> **Task prompt**: Starting from the line containing "Decode this image", write out every remaining line exactly, the last one included.
— start Extracted information —
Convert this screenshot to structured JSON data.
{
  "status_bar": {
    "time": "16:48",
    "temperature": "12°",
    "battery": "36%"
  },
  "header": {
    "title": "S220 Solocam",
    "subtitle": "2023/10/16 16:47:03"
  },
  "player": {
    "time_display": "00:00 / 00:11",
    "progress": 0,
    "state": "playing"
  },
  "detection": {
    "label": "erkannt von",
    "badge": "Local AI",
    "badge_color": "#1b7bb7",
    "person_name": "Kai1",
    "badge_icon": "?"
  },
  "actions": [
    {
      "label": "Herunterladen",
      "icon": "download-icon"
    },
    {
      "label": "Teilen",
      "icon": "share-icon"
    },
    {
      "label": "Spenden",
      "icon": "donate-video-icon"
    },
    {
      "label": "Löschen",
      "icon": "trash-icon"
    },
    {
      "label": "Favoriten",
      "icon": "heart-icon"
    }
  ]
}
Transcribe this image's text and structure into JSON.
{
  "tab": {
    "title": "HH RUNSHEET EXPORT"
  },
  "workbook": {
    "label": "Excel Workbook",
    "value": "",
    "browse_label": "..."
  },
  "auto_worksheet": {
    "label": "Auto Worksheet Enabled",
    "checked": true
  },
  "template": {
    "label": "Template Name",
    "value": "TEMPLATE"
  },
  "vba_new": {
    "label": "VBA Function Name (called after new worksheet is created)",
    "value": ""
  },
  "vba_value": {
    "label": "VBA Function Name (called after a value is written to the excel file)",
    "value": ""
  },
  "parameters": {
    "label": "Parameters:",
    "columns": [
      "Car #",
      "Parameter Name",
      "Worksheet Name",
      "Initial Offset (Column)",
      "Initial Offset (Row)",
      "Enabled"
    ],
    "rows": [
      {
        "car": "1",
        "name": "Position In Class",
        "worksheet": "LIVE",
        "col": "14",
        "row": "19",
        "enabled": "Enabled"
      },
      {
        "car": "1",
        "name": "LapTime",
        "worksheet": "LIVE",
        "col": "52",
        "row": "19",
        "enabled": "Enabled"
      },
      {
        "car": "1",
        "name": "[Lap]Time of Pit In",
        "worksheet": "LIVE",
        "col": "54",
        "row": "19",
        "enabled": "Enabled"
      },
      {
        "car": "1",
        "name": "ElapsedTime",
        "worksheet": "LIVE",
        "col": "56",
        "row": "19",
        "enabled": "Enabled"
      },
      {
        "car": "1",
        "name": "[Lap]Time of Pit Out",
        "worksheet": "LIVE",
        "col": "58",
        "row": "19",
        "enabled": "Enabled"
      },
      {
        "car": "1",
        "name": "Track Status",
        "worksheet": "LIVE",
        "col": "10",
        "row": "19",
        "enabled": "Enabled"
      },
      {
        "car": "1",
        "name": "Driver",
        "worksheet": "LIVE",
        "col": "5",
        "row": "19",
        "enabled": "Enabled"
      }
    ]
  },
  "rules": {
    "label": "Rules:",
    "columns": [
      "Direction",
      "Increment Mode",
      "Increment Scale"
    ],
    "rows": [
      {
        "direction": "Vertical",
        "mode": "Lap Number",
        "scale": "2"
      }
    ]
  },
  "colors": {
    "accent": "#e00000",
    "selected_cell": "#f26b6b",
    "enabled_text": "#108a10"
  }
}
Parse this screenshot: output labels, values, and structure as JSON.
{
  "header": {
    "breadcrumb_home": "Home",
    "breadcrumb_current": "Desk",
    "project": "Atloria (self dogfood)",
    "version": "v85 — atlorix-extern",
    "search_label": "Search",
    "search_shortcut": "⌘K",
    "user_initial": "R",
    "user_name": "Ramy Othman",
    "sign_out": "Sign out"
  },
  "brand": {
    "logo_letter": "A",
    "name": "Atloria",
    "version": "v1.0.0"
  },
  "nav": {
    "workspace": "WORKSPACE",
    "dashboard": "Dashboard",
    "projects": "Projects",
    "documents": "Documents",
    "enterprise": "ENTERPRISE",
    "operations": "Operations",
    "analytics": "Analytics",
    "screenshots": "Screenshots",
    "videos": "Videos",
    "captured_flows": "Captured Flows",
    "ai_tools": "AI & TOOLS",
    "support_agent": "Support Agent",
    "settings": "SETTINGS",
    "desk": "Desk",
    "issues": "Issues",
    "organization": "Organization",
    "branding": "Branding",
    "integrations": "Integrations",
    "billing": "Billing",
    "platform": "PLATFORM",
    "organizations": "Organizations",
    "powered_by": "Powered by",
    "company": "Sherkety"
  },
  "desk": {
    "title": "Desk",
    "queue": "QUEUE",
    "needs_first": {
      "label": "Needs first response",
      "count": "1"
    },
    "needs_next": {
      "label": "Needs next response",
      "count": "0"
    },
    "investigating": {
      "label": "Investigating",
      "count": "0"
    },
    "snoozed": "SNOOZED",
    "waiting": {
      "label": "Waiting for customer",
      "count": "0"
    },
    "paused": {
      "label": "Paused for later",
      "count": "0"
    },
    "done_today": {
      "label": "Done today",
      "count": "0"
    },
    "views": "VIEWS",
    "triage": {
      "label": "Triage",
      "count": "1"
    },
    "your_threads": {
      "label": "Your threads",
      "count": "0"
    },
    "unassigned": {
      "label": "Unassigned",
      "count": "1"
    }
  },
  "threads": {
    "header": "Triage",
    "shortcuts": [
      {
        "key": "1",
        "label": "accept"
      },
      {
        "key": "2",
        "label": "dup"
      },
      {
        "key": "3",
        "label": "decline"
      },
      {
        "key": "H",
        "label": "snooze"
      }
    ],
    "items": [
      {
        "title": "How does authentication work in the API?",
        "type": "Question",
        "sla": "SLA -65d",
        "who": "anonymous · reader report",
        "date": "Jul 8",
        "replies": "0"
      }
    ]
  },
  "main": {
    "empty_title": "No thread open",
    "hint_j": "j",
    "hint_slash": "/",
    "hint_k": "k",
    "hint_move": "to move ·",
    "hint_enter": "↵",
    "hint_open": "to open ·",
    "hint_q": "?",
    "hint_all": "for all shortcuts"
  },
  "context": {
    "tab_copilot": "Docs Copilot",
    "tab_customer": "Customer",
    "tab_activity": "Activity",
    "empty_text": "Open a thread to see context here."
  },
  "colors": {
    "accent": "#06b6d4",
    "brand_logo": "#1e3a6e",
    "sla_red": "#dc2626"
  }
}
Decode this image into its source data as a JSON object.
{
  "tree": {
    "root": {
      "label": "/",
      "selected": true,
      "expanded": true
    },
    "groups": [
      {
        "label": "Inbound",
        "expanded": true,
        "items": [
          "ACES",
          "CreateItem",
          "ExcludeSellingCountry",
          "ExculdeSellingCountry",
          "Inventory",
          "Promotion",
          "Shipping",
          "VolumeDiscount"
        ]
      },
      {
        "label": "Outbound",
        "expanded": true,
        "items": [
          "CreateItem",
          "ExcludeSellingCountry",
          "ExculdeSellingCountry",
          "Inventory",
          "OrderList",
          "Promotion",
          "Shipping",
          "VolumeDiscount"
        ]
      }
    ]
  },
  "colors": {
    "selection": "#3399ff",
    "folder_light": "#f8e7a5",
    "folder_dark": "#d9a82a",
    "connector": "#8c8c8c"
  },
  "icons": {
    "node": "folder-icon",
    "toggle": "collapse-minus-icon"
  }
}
— end Extracted information —
> **Written reply**:
Decode this image into its source data as a JSON object.
{
  "tree": {
    "root": {
      "label": "/",
      "selected": true,
      "expanded": true
    },
    "groups": [
      {
        "label": "Inbound",
        "expanded": true,
        "items": [
          "ACES",
          "CreateItem",
          "ExcludeSellingCountry",
          "ExculdeSellingCountry",
          "Inventory",
          "Promotion",
          "Shipping",
          "VolumeDiscount"
        ]
      },
      {
        "label": "Outbound",
        "expanded": true,
        "items": [
          "CreateItem",
          "ExcludeSellingCountry",
          "ExculdeSellingCountry",
          "Inventory",
          "OrderList",
          "Promotion",
          "Shipping",
          "VolumeDiscount"
        ]
      }
    ]
  },
  "colors": {
    "selection": "#3399ff",
    "folder_light": "#f8e7a5",
    "folder_dark": "#d9a82a",
    "connector": "#8c8c8c"
  },
  "icons": {
    "node": "folder-icon",
    "toggle": "collapse-minus-icon"
  }
}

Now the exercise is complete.